▸ What is expected
Only a number is required: how many lines of the material contain the word "POINT"?

• • • • •

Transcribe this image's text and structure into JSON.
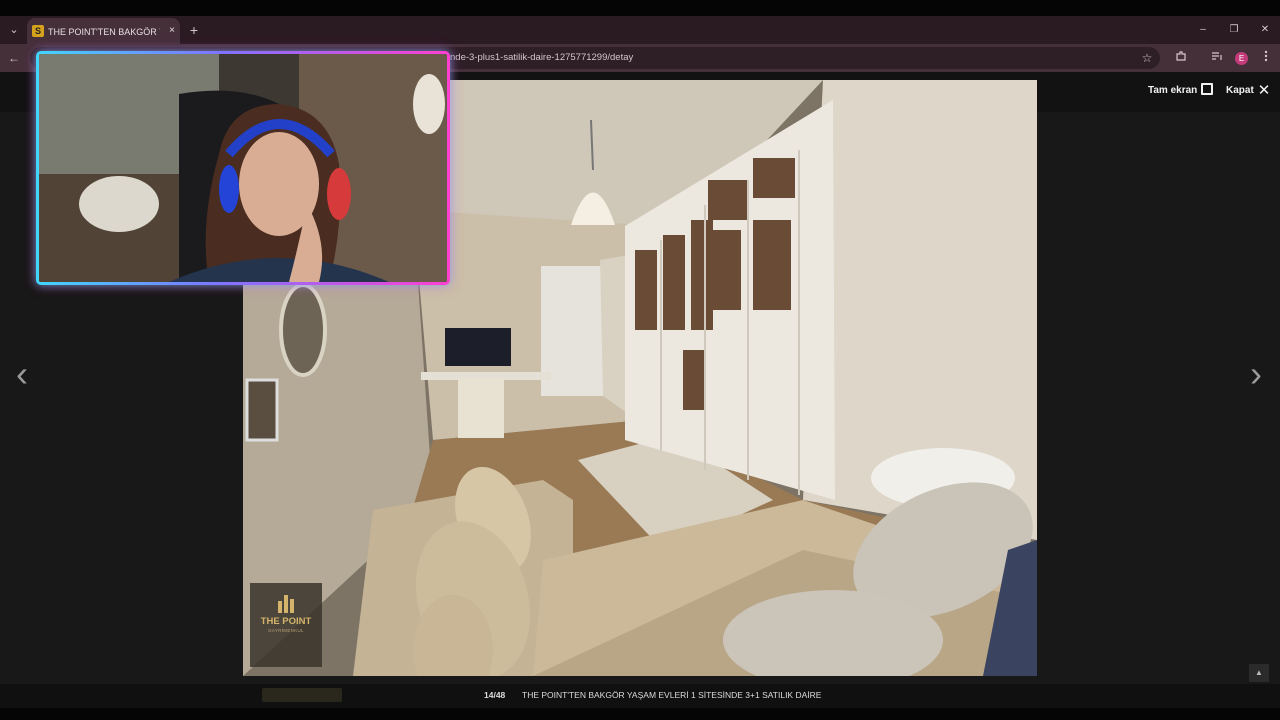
{
  "browser": {
    "tab": {
      "favicon_letter": "S",
      "title": "THE POINT'TEN BAKGÖR YAŞAM",
      "close_label": "×"
    },
    "new_tab_label": "+",
    "tab_list_label": "⌄",
    "window_controls": {
      "minimize": "–",
      "restore": "❐",
      "close": "✕"
    },
    "back_label": "←",
    "url": "nde-3-plus1-satilik-daire-1275771299/detay",
    "star_label": "☆",
    "profile_letter": "E"
  },
  "viewer": {
    "fullscreen_label": "Tam ekran",
    "close_label": "Kapat",
    "prev_label": "‹",
    "next_label": "›",
    "caption": {
      "counter": "14/48",
      "title": "THE POINT'TEN BAKGÖR YAŞAM EVLERİ 1 SİTESİNDE 3+1 SATILIK DAİRE"
    },
    "watermark": {
      "title": "THE POINT",
      "subtitle": "GAYRİMENKUL"
    },
    "scroll_top_label": "▲"
  },
  "colors": {
    "tab_strip": "#2a1a22",
    "toolbar": "#45303a",
    "viewer_bg": "#181818",
    "webcam_glow_left": "#41d7ff",
    "webcam_glow_right": "#ff3fd0",
    "watermark_gold": "#d4b46a"
  }
}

• • • • •

▸ The reply
3